= Stated goal =
Find the string "JSON" and gather every line that holds it.

= Material provided =
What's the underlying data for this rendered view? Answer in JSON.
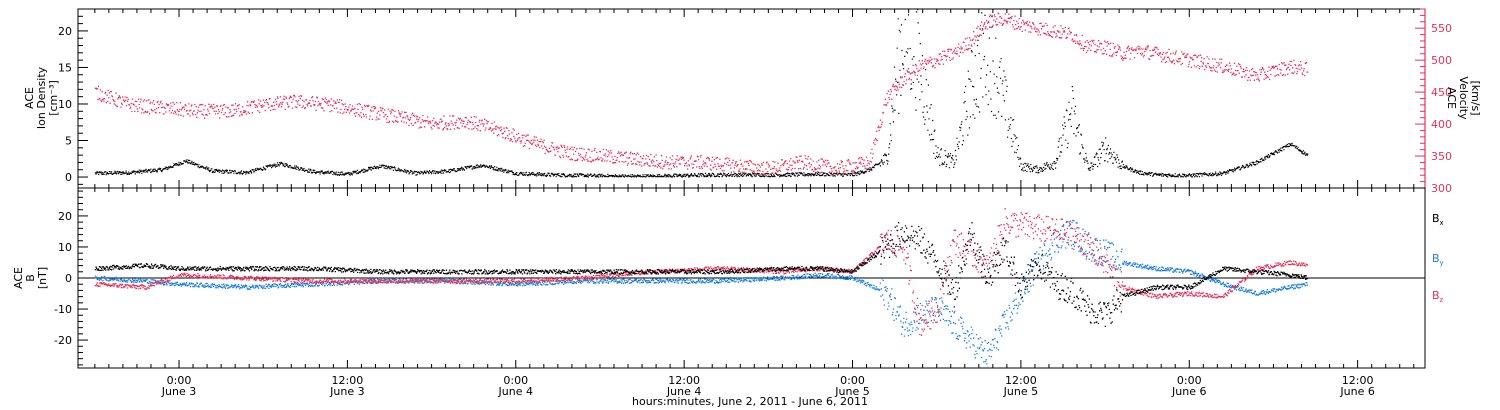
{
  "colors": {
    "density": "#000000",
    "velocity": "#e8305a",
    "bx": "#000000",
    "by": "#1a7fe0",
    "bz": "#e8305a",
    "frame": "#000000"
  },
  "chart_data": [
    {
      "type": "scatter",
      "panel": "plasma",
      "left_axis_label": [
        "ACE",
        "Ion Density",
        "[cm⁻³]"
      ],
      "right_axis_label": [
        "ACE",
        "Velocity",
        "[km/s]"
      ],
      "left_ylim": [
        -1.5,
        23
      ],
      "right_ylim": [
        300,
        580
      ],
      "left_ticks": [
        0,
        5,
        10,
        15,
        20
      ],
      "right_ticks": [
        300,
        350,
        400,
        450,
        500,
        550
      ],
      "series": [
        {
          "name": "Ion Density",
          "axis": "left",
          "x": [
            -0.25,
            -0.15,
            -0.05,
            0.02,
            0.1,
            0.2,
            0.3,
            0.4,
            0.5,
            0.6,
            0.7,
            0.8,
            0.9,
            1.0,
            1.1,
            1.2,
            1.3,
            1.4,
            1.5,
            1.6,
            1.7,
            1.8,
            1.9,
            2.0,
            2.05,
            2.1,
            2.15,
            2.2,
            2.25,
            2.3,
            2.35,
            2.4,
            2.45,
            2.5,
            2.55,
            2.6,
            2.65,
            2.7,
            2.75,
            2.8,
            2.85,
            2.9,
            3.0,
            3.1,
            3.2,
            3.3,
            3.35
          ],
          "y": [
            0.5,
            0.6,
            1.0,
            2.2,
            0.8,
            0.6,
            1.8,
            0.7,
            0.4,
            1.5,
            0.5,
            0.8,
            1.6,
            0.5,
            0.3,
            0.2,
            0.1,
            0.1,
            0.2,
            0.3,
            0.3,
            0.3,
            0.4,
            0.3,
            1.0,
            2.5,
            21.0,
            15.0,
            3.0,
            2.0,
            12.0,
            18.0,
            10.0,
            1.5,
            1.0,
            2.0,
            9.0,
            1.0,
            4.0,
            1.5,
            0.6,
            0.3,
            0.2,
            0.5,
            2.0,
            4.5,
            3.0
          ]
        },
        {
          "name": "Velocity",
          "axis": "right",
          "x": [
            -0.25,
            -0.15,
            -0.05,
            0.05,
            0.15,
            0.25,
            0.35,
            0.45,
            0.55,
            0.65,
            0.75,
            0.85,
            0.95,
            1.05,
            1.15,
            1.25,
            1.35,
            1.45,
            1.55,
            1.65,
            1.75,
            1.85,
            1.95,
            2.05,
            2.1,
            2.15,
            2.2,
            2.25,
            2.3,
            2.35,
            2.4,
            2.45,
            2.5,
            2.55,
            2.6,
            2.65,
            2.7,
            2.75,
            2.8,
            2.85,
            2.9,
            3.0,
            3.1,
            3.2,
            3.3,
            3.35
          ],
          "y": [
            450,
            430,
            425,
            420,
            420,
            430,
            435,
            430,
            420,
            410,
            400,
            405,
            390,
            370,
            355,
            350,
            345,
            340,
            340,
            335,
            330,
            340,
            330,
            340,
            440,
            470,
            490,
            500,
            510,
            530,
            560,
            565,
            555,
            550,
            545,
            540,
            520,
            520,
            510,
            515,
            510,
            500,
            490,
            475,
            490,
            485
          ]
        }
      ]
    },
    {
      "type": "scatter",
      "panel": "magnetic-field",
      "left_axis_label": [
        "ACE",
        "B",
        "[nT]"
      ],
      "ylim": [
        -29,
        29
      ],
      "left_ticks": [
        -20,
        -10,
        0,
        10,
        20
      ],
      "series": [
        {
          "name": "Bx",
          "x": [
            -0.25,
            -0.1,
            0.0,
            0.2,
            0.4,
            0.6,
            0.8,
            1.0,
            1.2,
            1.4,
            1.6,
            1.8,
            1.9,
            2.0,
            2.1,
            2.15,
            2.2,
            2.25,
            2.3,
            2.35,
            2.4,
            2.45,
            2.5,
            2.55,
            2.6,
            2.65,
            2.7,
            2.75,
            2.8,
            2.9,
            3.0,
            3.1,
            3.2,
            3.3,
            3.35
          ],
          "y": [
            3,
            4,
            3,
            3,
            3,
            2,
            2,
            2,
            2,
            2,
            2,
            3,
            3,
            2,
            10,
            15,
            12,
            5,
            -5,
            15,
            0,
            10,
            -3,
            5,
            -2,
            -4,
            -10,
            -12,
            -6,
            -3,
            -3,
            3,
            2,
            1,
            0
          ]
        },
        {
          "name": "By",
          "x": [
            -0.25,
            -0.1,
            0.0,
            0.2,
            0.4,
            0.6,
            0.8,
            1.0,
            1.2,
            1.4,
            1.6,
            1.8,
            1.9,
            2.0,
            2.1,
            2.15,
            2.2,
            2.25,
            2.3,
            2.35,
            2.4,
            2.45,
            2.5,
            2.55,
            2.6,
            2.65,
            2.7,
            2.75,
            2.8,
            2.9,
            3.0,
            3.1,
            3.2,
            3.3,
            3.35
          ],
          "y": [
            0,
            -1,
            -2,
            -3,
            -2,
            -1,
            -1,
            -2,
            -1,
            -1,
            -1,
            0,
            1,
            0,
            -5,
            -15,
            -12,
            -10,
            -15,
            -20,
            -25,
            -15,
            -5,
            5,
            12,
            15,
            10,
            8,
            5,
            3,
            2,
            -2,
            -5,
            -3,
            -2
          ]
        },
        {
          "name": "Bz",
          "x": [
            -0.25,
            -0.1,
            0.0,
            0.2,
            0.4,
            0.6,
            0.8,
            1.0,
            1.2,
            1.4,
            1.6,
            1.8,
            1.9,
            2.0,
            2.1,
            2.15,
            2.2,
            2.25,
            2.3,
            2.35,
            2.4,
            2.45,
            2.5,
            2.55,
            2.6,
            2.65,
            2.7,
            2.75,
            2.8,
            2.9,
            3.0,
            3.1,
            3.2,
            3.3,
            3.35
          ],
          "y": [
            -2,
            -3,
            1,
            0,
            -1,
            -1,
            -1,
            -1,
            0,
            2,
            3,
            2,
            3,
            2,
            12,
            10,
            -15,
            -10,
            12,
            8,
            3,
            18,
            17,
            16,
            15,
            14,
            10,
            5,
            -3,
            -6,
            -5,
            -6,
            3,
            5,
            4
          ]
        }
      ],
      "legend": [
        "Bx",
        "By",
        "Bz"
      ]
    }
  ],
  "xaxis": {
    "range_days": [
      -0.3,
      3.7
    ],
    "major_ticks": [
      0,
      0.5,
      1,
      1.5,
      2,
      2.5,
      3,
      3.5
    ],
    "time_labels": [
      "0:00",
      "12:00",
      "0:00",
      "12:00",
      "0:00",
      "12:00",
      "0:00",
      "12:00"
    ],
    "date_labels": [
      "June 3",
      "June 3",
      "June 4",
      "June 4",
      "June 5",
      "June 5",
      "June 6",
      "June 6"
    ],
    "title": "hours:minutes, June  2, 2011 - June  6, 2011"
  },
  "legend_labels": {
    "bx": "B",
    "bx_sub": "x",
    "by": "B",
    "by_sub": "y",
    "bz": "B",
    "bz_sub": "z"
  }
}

...

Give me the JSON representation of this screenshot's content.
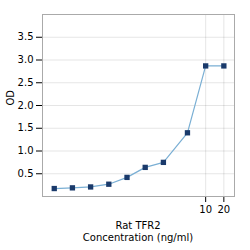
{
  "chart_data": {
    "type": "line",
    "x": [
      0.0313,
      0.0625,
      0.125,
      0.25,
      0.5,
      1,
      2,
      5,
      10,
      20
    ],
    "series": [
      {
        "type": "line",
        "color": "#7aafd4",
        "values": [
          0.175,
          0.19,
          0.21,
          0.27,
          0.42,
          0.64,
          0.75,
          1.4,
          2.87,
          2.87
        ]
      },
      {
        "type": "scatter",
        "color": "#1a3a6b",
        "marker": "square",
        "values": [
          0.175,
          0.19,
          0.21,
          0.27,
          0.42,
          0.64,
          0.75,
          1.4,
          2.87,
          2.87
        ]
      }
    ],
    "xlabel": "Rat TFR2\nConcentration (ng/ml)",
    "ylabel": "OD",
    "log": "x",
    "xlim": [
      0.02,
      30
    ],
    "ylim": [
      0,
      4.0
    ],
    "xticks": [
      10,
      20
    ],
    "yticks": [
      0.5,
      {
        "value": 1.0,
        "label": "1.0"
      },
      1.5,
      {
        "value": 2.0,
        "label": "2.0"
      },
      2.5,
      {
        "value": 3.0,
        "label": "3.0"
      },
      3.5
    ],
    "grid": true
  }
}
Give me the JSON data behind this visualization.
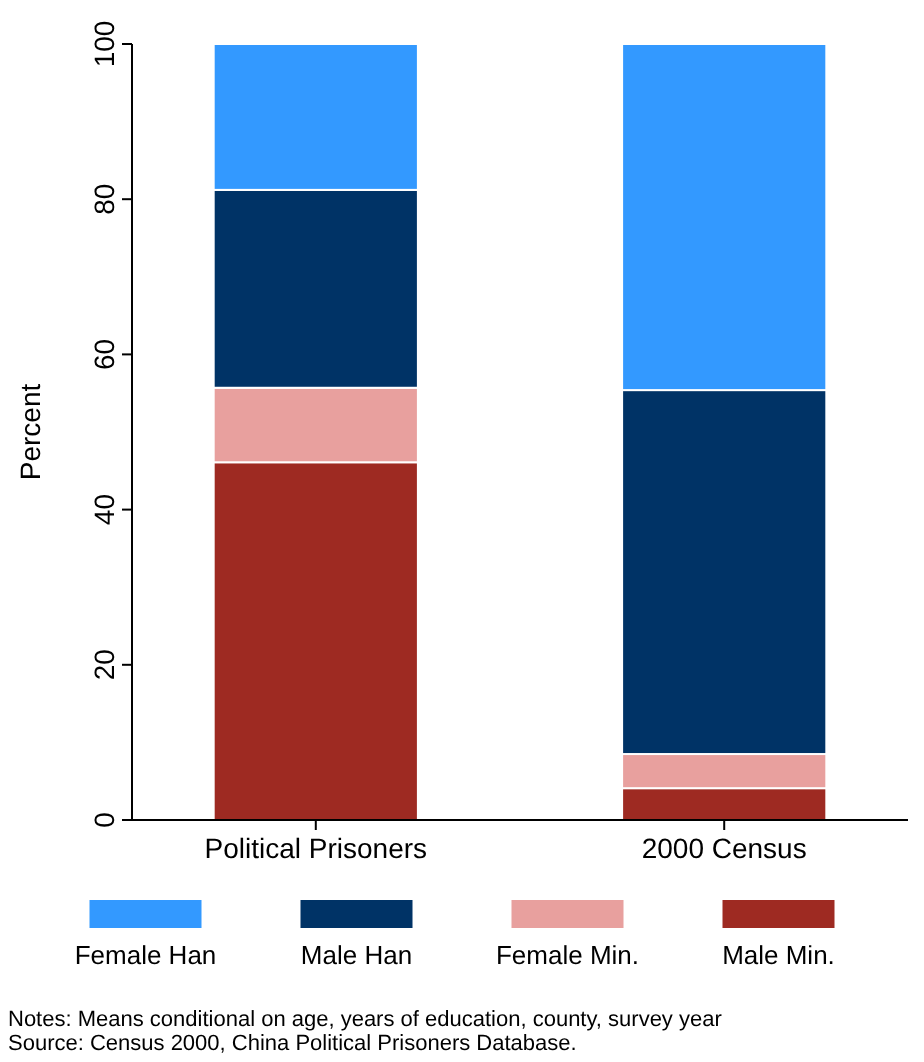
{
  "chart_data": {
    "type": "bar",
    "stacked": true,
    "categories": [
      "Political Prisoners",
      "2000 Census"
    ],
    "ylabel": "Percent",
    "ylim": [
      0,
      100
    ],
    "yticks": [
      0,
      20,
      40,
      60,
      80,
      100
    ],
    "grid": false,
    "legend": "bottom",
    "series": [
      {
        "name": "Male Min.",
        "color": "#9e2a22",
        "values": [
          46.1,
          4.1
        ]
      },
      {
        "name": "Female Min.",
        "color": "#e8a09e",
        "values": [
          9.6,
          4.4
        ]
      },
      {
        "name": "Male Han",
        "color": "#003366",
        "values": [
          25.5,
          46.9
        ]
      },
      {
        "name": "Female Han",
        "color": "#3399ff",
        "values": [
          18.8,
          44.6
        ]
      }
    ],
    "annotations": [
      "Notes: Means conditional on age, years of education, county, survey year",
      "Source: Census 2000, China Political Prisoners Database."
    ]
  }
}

= Problem solution =
What's the underlying data for this rendered view? Answer in JSON.
Give me the JSON representation of this screenshot's content.
Give me the JSON data behind this visualization.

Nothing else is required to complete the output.